-------- GIVEN DATA

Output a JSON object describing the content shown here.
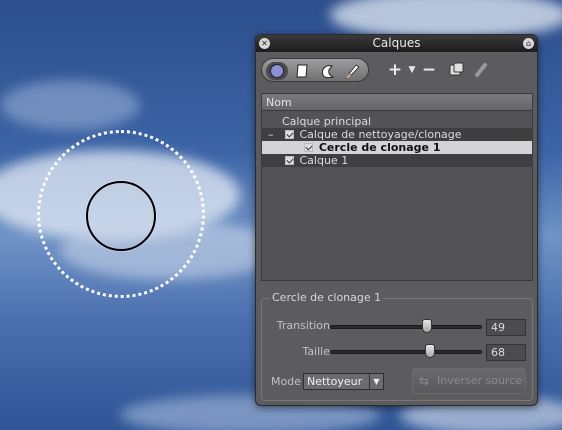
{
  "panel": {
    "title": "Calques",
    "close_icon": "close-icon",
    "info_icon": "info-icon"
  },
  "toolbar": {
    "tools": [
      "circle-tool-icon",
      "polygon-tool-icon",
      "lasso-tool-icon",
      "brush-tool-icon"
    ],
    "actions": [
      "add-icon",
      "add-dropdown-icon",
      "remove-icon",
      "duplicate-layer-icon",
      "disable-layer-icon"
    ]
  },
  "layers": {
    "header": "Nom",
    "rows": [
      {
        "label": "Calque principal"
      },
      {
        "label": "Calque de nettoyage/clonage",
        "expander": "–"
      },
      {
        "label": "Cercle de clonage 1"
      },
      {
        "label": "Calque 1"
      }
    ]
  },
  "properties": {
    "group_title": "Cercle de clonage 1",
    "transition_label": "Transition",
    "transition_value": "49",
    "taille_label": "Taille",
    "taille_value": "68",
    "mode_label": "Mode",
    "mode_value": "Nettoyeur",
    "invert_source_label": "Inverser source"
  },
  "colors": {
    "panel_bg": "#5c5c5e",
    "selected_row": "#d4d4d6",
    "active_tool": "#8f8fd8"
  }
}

----------------
-------- GIVEN DATA

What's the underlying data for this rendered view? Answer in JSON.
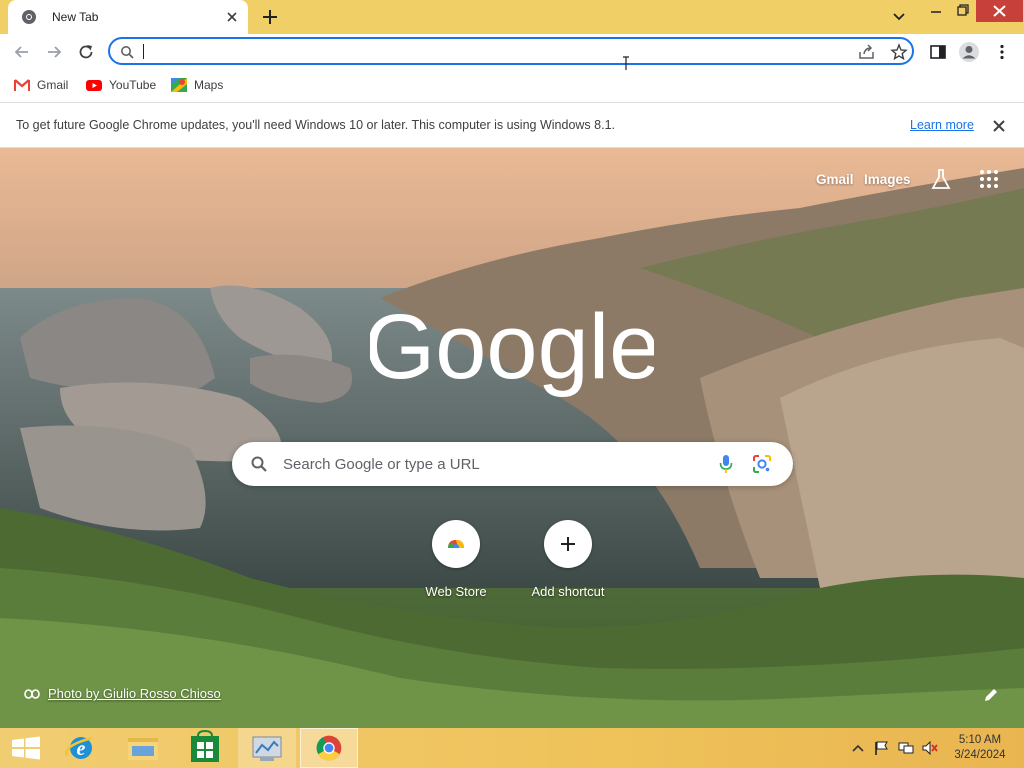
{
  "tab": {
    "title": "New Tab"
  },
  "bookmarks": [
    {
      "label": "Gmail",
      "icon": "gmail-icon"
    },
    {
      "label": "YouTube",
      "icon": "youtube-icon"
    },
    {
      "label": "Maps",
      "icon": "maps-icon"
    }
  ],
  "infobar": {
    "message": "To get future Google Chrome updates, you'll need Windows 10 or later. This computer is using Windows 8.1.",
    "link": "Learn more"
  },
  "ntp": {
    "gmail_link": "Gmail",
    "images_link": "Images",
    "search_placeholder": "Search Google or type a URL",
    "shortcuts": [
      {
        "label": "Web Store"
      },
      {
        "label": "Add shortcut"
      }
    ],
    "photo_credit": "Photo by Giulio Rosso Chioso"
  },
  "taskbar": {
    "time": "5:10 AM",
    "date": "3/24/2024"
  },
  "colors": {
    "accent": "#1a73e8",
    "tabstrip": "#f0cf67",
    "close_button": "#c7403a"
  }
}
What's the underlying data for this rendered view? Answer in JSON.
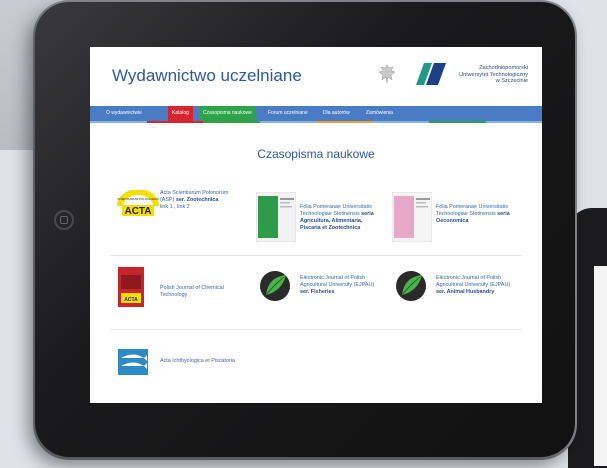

----------------

**PROBLEM DETAILS:** Look through the entries above for the word "Google". Copy every line where it shows up.

**SOLUTION:**
    "message": "To get future Google Chrome updates, you'll need Windows 10 or later. This computer is using Windows 8.1.",
    "search_placeholder": "Search Google or type a URL",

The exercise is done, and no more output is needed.